(Extracted records)

════════════════

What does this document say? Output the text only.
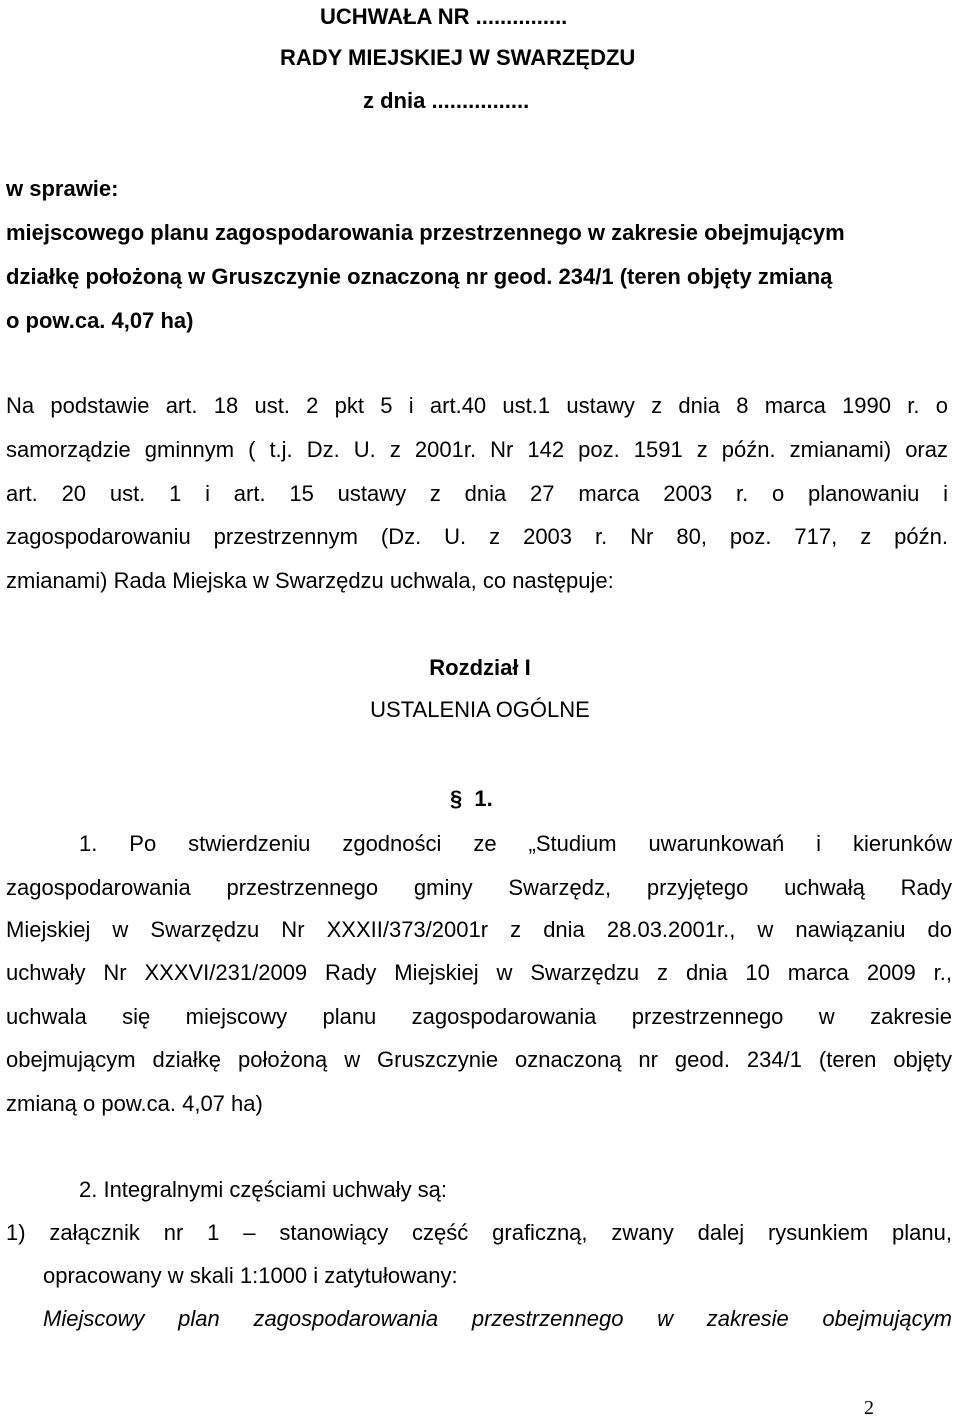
UCHWAŁA NR ...............
RADY MIEJSKIEJ W SWARZĘDZU
z dnia ................
w sprawie:
miejscowego planu zagospodarowania przestrzennego w zakresie obejmującym
działkę położoną w Gruszczynie oznaczoną nr geod. 234/1 (teren objęty zmianą
o pow.ca. 4,07 ha)
Na podstawie art. 18 ust. 2 pkt 5 i art.40 ust.1 ustawy z dnia 8 marca 1990 r. o
samorządzie gminnym ( t.j. Dz. U. z 2001r. Nr 142 poz. 1591 z późn. zmianami) oraz
art. 20 ust. 1 i art. 15 ustawy z dnia 27 marca 2003 r. o planowaniu i
zagospodarowaniu przestrzennym (Dz. U. z 2003 r. Nr 80, poz. 717, z późn.
zmianami) Rada Miejska w Swarzędzu uchwala, co następuje:
Rozdział I
USTALENIA OGÓLNE
§ 1.
1. Po stwierdzeniu zgodności ze „Studium uwarunkowań i kierunków
zagospodarowania przestrzennego gminy Swarzędz, przyjętego uchwałą Rady
Miejskiej w Swarzędzu Nr XXXII/373/2001r z dnia 28.03.2001r., w nawiązaniu do
uchwały Nr XXXVI/231/2009 Rady Miejskiej w Swarzędzu z dnia 10 marca 2009 r.,
uchwala się miejscowy planu zagospodarowania przestrzennego w zakresie
obejmującym działkę położoną w Gruszczynie oznaczoną nr geod. 234/1 (teren objęty
zmianą o pow.ca. 4,07 ha)
2. Integralnymi częściami uchwały są:
1) załącznik nr 1 – stanowiący część graficzną, zwany dalej rysunkiem planu,
opracowany w skali 1:1000 i zatytułowany:
Miejscowy plan zagospodarowania przestrzennego w zakresie obejmującym
2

════════════════

**Requirements:**
Lines that hold the word "uchwala" are the ones to return, every one of them.

**Expected answer:**
zmianami) Rada Miejska w Swarzędzu uchwala, co następuje:
uchwala się miejscowy planu zagospodarowania przestrzennego w zakresie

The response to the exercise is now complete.